_YOUR INSTRUCTIONS_. Every line containing the word "structure" needs to be found and copied.

Records from a dataset:
○ ○ ○ ○ ○

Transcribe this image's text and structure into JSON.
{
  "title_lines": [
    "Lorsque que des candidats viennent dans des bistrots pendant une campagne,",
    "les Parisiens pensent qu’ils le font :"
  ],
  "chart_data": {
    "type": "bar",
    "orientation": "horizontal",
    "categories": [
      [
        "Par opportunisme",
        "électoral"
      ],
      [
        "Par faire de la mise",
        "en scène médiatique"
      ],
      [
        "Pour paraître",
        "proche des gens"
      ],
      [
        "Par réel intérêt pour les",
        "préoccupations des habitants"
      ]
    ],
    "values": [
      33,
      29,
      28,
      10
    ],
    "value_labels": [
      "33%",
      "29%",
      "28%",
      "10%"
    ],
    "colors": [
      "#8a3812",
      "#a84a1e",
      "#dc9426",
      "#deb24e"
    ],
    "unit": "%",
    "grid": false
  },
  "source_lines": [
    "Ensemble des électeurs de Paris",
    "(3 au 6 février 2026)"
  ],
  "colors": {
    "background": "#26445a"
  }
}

○ ○ ○ ○ ○

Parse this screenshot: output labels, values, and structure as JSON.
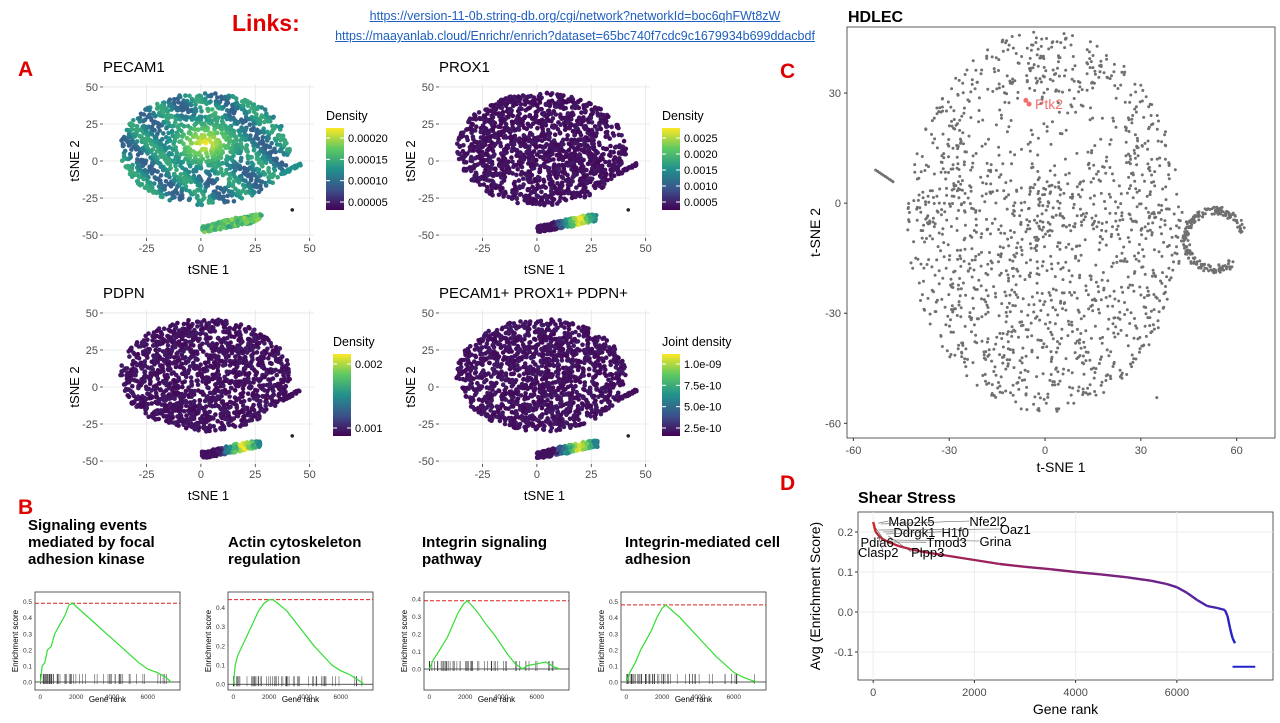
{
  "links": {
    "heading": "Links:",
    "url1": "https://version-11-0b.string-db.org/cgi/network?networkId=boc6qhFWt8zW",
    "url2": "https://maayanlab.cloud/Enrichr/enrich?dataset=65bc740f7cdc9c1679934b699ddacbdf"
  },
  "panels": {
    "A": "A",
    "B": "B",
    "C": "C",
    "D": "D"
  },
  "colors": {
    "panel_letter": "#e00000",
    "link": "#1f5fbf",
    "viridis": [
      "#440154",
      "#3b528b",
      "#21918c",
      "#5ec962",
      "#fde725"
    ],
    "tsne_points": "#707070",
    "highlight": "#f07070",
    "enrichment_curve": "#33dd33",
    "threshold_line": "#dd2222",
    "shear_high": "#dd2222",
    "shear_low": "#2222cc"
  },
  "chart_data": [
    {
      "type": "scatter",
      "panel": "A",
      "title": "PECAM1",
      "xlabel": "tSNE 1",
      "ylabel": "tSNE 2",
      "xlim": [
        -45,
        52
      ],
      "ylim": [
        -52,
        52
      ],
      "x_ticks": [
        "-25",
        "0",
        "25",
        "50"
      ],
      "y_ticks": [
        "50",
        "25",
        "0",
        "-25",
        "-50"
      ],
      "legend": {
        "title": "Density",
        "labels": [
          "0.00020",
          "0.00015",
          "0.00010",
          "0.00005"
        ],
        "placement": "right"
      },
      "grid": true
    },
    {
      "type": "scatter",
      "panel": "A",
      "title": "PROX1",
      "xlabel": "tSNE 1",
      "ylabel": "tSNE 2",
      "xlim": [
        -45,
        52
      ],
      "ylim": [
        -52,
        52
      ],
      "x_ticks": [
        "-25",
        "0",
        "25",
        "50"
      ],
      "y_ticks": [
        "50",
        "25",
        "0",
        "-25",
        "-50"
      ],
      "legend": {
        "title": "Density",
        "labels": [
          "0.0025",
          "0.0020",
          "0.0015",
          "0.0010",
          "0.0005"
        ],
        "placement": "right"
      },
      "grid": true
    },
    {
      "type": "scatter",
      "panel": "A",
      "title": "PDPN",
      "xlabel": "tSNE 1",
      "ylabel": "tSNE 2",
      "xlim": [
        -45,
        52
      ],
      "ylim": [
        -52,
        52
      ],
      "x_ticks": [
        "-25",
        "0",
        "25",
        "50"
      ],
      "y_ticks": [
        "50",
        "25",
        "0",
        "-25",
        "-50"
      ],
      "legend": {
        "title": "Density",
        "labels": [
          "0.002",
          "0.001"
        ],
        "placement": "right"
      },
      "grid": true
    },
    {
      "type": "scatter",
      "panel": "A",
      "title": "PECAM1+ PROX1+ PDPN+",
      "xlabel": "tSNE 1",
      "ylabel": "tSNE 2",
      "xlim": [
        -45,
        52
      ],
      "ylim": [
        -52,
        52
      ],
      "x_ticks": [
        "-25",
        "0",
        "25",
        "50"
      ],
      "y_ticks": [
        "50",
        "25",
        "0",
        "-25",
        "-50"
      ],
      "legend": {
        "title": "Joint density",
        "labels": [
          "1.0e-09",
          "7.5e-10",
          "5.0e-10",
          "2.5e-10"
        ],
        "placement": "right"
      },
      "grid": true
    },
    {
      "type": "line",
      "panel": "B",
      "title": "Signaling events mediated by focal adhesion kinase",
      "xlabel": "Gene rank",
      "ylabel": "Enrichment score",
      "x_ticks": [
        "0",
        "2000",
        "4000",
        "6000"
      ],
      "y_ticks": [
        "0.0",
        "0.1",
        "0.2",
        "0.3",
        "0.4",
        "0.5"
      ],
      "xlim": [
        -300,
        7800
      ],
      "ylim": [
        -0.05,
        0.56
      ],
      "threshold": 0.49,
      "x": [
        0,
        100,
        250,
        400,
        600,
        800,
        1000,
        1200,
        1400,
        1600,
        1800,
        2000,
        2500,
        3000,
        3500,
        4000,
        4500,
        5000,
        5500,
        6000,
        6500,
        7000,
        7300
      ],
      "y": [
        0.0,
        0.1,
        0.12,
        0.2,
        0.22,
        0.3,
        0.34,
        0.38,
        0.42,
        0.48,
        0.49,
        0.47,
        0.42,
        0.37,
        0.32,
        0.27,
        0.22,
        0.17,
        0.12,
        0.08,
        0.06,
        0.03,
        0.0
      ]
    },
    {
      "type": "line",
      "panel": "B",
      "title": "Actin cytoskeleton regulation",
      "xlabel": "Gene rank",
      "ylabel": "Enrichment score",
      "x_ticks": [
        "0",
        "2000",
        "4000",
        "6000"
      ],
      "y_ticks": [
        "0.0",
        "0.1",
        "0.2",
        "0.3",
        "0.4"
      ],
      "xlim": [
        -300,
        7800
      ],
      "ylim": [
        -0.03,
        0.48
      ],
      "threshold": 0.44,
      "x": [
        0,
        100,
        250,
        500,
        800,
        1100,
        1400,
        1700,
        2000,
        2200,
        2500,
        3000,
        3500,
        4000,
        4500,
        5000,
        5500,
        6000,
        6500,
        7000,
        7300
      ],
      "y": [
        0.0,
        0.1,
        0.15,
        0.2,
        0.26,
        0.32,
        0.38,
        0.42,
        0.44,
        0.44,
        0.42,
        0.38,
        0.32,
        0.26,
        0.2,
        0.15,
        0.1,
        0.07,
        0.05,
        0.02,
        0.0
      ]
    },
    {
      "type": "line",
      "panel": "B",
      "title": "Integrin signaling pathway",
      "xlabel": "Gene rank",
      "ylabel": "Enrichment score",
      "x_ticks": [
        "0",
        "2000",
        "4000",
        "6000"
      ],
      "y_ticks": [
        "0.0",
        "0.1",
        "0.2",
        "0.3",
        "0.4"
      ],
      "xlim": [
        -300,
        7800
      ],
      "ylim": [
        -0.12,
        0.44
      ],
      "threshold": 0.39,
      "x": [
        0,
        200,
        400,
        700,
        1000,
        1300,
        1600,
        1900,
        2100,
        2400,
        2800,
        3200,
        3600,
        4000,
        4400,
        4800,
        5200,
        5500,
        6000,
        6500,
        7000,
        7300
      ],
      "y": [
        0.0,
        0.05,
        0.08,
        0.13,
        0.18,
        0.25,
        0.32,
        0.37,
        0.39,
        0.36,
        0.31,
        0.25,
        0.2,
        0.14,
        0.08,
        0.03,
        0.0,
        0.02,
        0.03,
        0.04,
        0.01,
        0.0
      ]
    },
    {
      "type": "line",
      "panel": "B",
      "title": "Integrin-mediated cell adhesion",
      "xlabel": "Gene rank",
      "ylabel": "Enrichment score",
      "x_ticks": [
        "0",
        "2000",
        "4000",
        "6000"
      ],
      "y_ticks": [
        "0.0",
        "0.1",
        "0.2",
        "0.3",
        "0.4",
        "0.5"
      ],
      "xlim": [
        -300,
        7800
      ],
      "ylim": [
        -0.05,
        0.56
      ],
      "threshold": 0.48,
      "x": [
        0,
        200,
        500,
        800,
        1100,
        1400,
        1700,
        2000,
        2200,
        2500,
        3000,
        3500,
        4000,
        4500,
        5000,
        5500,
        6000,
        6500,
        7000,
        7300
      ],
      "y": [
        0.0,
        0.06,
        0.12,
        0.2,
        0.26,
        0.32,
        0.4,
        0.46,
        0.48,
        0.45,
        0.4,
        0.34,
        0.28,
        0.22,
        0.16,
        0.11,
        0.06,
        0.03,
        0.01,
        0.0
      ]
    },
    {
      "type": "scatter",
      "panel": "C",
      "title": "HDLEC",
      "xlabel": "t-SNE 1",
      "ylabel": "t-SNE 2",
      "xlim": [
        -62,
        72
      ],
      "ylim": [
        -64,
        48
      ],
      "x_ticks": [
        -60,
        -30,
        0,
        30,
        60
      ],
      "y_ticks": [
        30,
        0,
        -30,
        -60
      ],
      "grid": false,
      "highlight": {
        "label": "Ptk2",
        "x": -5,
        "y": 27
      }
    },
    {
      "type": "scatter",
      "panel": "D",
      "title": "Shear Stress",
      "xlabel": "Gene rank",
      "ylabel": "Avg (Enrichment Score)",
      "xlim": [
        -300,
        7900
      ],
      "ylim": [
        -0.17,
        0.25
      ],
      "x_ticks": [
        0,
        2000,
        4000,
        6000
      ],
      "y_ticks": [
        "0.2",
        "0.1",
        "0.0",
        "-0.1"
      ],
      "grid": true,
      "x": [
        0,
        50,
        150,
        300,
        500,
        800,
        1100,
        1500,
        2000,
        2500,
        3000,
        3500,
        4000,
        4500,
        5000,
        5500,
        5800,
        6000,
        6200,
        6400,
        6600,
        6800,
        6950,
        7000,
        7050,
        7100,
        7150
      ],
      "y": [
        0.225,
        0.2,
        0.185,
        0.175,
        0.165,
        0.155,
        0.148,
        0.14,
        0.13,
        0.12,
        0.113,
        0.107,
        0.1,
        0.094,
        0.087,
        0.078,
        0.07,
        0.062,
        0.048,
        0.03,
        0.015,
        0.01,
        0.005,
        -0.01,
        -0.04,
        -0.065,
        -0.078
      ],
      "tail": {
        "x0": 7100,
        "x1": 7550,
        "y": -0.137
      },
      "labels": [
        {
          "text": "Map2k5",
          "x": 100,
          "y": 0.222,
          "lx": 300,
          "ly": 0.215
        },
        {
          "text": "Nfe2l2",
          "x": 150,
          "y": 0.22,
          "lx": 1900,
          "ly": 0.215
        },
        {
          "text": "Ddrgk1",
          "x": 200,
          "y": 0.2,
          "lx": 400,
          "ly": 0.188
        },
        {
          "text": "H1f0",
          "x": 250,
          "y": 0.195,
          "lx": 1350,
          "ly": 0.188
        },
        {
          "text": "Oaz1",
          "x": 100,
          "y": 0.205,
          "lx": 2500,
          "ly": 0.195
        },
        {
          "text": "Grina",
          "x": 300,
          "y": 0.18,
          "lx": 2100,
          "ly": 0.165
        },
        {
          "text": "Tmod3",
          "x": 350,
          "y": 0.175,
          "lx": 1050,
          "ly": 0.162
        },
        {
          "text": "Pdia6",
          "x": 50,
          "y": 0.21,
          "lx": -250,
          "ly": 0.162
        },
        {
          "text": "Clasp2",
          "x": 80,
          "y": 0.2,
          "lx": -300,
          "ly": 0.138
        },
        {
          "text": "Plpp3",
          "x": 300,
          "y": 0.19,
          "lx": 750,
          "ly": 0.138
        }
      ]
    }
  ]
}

○ ○ ○ ○ ○

_RESPONSE TO THIS TASK_.
Transcribe this image's text and structure into JSON.
Parse this screenshot: output labels, values, and structure as JSON.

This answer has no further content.